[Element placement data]
++++

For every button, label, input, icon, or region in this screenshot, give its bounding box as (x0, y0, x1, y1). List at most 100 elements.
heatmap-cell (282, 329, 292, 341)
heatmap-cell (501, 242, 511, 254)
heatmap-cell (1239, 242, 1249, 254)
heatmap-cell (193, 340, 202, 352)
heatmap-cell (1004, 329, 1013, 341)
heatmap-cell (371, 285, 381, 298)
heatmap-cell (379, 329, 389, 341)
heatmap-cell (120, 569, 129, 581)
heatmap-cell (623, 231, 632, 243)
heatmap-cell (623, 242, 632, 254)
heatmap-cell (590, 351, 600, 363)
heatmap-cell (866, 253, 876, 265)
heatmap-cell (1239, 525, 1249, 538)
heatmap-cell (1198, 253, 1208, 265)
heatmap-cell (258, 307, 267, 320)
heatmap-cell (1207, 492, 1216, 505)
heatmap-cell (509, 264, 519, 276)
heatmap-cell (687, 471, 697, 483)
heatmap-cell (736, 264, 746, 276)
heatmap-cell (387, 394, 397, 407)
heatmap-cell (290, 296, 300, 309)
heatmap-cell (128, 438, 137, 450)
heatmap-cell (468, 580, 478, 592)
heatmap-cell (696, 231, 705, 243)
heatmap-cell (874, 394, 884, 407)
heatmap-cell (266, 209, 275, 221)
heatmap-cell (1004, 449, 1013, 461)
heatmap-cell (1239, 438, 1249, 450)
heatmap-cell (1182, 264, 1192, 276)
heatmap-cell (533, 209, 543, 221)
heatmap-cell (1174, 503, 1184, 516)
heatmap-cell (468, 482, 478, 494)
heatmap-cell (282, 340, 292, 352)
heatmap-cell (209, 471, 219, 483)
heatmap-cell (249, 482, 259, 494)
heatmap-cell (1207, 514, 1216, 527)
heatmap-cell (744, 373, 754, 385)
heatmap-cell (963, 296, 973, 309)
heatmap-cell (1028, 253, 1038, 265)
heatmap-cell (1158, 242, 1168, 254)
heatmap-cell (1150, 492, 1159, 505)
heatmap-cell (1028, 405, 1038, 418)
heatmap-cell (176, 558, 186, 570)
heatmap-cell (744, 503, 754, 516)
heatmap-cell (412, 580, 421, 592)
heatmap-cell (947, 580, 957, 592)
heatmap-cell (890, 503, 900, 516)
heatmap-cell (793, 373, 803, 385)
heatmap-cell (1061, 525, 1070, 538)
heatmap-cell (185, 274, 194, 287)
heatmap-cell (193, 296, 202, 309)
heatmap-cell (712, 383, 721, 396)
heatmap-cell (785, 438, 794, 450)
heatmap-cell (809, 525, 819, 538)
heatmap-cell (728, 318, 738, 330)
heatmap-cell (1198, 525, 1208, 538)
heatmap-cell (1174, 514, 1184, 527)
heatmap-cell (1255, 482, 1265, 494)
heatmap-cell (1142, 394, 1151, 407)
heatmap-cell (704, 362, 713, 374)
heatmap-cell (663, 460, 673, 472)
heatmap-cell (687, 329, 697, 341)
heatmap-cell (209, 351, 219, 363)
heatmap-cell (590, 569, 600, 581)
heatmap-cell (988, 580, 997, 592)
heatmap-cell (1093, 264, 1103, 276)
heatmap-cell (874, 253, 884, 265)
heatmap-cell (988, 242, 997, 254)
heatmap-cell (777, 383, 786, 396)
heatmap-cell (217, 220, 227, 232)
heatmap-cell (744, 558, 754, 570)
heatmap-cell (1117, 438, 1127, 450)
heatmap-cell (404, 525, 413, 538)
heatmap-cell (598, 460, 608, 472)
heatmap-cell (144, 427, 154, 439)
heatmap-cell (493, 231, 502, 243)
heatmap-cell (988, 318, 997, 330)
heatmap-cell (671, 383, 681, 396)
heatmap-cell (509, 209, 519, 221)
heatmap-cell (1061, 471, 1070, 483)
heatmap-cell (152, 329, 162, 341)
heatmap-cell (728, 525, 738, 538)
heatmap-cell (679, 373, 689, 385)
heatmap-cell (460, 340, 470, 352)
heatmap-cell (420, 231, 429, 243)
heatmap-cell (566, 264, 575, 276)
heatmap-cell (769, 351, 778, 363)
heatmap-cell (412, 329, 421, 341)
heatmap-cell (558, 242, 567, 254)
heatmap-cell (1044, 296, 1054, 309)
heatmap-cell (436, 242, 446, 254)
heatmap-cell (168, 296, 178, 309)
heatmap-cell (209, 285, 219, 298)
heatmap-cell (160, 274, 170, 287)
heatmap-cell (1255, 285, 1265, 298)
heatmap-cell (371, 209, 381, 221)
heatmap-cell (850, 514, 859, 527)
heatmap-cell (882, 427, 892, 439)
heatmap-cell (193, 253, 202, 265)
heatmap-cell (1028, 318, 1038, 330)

++++

# WHAT IS BEING ASKED
Gather every line of the listing above that contains the word "input".

# REPLY
For every button, label, input, icon, or region in this screenshot, give its bounding box as (x0, y0, x1, y1). List at most 100 elements.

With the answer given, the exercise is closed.